RECORDS FOR THIS EXERCISE:
....

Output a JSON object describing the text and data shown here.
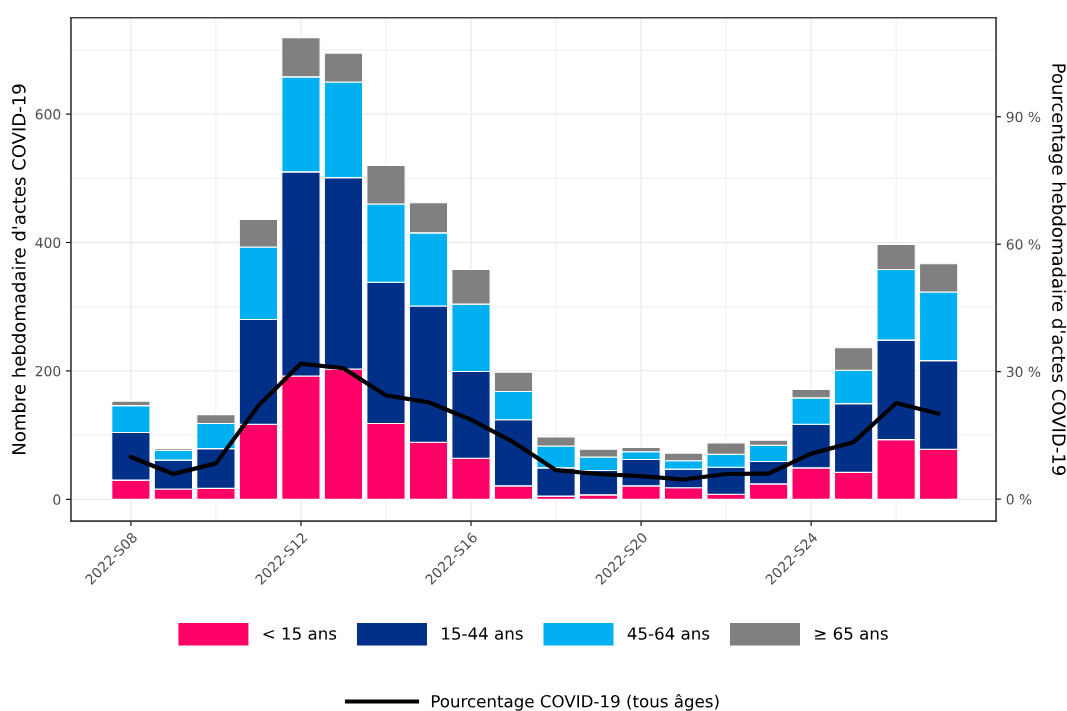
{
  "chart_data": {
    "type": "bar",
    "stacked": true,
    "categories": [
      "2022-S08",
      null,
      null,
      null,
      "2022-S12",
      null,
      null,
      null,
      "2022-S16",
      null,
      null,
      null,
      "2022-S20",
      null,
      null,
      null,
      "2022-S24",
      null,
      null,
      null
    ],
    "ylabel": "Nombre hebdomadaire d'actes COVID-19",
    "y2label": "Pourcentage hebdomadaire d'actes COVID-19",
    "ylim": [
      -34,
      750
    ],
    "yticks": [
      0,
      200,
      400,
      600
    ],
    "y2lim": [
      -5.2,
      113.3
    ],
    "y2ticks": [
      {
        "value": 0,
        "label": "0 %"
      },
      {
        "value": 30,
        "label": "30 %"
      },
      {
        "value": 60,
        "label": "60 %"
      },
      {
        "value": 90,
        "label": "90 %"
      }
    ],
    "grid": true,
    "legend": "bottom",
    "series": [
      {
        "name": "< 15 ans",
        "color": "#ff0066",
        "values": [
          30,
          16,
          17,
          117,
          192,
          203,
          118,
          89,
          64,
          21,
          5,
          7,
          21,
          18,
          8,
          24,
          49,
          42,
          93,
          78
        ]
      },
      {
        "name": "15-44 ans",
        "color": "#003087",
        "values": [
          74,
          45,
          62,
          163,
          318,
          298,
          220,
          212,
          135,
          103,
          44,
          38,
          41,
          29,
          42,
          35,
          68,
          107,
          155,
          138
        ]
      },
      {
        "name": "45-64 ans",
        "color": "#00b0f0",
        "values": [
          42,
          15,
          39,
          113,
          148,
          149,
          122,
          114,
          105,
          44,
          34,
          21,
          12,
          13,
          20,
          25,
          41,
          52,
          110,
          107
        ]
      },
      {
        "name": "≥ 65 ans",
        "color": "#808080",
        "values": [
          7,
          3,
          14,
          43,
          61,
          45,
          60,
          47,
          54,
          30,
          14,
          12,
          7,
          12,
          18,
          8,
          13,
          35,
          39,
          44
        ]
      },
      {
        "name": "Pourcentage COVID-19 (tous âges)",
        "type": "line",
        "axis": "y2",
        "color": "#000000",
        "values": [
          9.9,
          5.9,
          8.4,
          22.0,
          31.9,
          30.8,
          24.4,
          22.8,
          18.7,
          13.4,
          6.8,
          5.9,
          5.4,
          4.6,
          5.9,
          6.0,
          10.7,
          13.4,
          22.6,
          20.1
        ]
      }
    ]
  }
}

....

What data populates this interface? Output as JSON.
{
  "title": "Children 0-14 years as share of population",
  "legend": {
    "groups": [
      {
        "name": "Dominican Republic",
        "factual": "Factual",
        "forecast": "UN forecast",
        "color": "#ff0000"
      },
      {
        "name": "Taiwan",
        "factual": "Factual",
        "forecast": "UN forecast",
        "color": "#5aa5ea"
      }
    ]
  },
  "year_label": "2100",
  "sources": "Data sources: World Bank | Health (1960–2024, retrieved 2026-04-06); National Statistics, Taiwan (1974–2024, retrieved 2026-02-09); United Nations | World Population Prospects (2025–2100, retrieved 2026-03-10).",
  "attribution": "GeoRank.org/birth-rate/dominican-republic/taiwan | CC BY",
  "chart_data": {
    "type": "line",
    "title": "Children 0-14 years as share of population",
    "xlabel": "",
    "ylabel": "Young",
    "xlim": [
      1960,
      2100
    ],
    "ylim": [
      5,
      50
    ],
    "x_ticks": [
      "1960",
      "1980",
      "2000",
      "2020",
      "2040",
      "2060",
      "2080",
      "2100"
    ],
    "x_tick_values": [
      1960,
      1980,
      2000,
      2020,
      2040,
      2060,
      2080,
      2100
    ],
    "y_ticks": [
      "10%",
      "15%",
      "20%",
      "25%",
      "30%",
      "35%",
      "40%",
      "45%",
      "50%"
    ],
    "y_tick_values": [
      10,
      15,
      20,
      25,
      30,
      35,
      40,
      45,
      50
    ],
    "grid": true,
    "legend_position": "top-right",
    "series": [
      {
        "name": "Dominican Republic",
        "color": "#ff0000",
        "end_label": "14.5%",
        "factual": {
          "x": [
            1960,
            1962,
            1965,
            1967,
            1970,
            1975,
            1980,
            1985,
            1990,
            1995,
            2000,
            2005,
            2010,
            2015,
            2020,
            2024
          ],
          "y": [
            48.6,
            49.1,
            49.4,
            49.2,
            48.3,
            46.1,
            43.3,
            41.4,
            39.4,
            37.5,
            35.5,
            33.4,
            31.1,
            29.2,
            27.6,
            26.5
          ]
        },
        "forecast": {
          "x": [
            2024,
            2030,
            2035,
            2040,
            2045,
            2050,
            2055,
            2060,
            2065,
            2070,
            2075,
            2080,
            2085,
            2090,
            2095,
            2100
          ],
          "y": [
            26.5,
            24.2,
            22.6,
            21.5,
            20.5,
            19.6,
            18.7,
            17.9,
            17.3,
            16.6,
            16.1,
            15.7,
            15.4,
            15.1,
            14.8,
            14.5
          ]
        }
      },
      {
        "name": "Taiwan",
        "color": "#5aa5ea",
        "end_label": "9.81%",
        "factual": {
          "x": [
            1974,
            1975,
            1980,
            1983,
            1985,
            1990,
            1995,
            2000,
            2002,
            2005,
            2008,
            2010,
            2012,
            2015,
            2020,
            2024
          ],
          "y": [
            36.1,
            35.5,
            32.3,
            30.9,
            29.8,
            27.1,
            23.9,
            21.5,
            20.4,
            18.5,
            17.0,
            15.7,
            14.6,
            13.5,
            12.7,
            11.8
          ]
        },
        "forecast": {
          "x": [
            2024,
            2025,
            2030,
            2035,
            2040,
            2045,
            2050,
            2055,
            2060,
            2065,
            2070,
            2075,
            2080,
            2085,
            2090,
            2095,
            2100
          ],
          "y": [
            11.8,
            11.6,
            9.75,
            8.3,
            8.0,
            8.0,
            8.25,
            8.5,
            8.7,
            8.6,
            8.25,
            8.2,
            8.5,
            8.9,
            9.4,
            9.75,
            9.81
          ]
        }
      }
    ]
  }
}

....

TASK PROMPT:
From the entries above, select each line containing the string "Children".

ANSWER FOR THIS EXERCISE:
  "title": "Children 0-14 years as share of population",
    "title": "Children 0-14 years as share of population",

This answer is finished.